Given request. Restate each of the lines below word for word and drop every picture.

Records from a collection
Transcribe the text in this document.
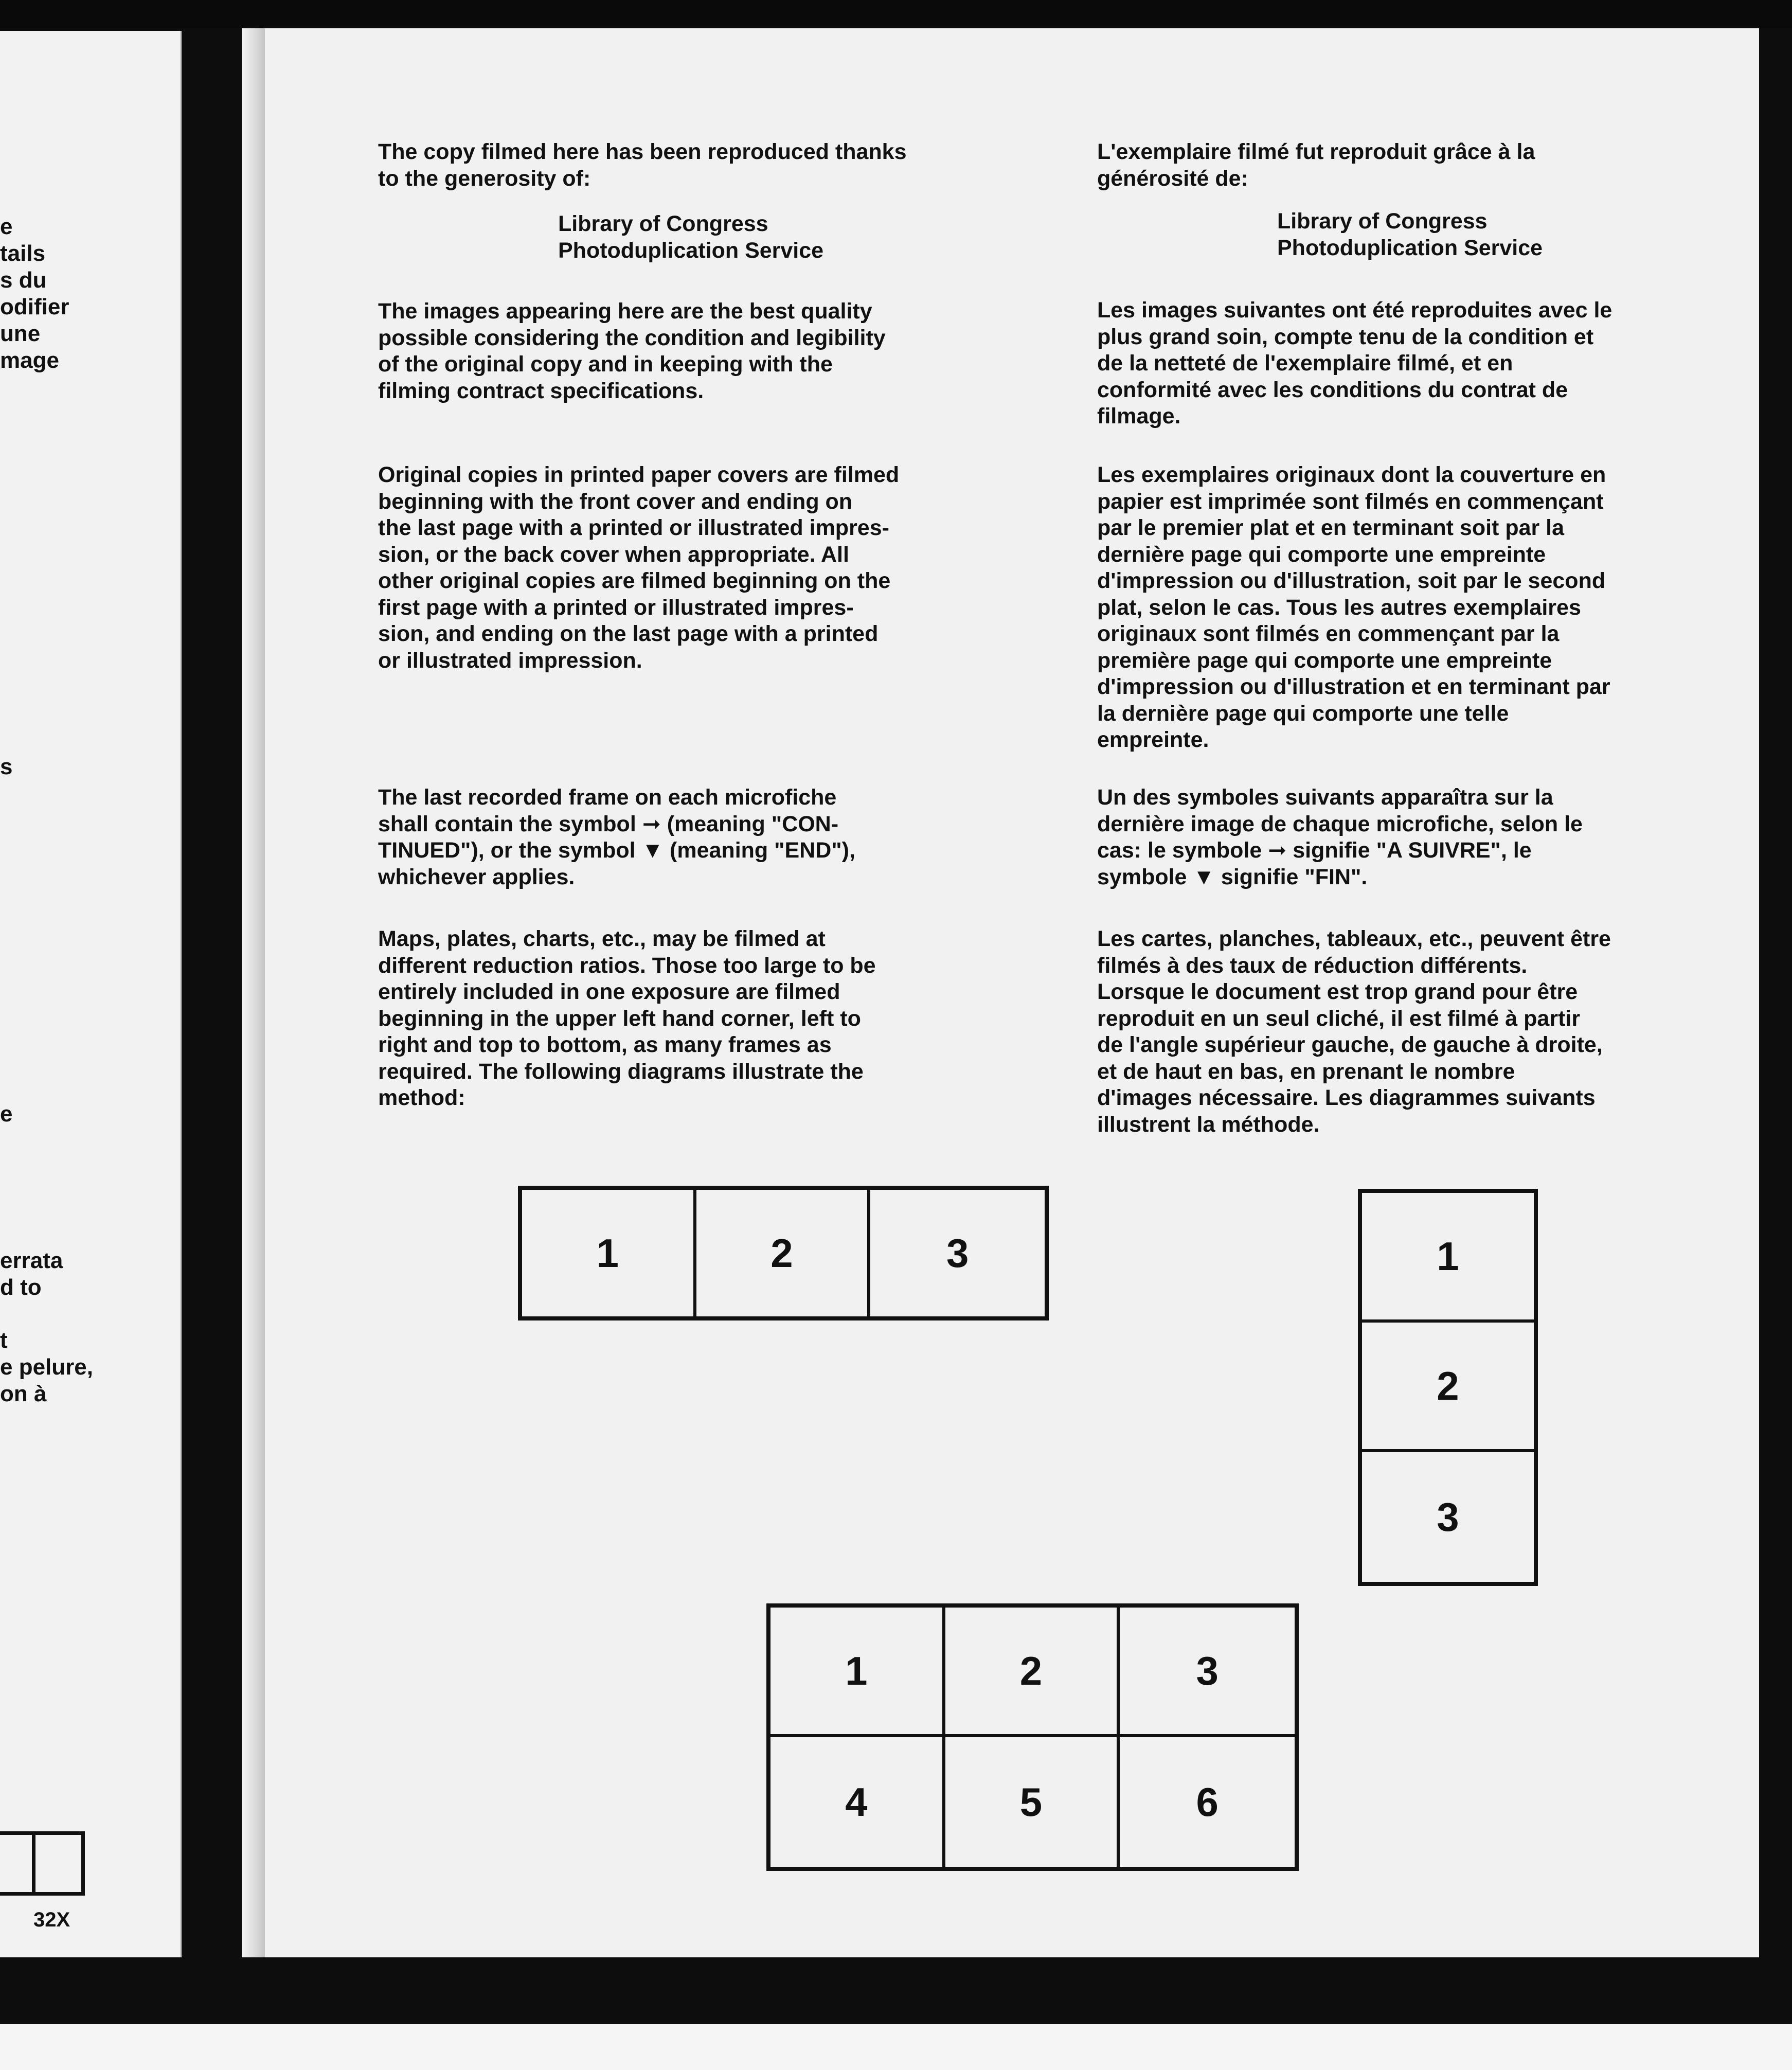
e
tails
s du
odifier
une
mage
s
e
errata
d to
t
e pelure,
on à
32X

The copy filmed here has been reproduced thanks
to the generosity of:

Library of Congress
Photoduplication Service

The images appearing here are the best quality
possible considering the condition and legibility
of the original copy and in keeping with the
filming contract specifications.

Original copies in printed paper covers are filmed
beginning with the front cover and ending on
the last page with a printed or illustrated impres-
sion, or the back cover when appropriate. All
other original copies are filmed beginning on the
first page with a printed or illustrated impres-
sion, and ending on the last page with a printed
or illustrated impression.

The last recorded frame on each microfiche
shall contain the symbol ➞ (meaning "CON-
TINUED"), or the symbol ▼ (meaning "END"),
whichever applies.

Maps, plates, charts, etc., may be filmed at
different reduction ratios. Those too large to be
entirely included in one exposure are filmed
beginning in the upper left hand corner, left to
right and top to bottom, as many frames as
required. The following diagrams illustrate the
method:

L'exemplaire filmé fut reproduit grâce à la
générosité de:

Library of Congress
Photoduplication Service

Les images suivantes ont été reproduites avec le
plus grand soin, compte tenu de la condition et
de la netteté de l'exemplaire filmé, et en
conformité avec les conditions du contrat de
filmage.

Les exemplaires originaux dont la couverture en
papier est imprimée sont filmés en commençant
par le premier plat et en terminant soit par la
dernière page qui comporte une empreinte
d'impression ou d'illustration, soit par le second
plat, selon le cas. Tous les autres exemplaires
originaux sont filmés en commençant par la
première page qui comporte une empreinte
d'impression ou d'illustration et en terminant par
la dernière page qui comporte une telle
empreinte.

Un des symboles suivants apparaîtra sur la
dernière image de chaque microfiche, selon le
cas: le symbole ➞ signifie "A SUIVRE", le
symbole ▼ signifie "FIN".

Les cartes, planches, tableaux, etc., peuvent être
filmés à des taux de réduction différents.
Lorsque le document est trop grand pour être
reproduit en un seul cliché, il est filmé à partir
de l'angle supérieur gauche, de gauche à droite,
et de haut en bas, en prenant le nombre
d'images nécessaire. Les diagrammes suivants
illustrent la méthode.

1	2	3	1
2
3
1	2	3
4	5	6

Full output.
Transcribe the text in this document.
e
tails
s du
odifier
une
mage
s
e
errata
d to
t
e pelure,
on à
32X

The copy filmed here has been reproduced thanks
to the generosity of:

Library of Congress
Photoduplication Service

The images appearing here are the best quality
possible considering the condition and legibility
of the original copy and in keeping with the
filming contract specifications.

Original copies in printed paper covers are filmed
beginning with the front cover and ending on
the last page with a printed or illustrated impres-
sion, or the back cover when appropriate. All
other original copies are filmed beginning on the
first page with a printed or illustrated impres-
sion, and ending on the last page with a printed
or illustrated impression.

The last recorded frame on each microfiche
shall contain the symbol ➞ (meaning "CON-
TINUED"), or the symbol ▼ (meaning "END"),
whichever applies.

Maps, plates, charts, etc., may be filmed at
different reduction ratios. Those too large to be
entirely included in one exposure are filmed
beginning in the upper left hand corner, left to
right and top to bottom, as many frames as
required. The following diagrams illustrate the
method:

L'exemplaire filmé fut reproduit grâce à la
générosité de:

Library of Congress
Photoduplication Service

Les images suivantes ont été reproduites avec le
plus grand soin, compte tenu de la condition et
de la netteté de l'exemplaire filmé, et en
conformité avec les conditions du contrat de
filmage.

Les exemplaires originaux dont la couverture en
papier est imprimée sont filmés en commençant
par le premier plat et en terminant soit par la
dernière page qui comporte une empreinte
d'impression ou d'illustration, soit par le second
plat, selon le cas. Tous les autres exemplaires
originaux sont filmés en commençant par la
première page qui comporte une empreinte
d'impression ou d'illustration et en terminant par
la dernière page qui comporte une telle
empreinte.

Un des symboles suivants apparaîtra sur la
dernière image de chaque microfiche, selon le
cas: le symbole ➞ signifie "A SUIVRE", le
symbole ▼ signifie "FIN".

Les cartes, planches, tableaux, etc., peuvent être
filmés à des taux de réduction différents.
Lorsque le document est trop grand pour être
reproduit en un seul cliché, il est filmé à partir
de l'angle supérieur gauche, de gauche à droite,
et de haut en bas, en prenant le nombre
d'images nécessaire. Les diagrammes suivants
illustrent la méthode.

1	2	3	1
2
3
1	2	3
4	5	6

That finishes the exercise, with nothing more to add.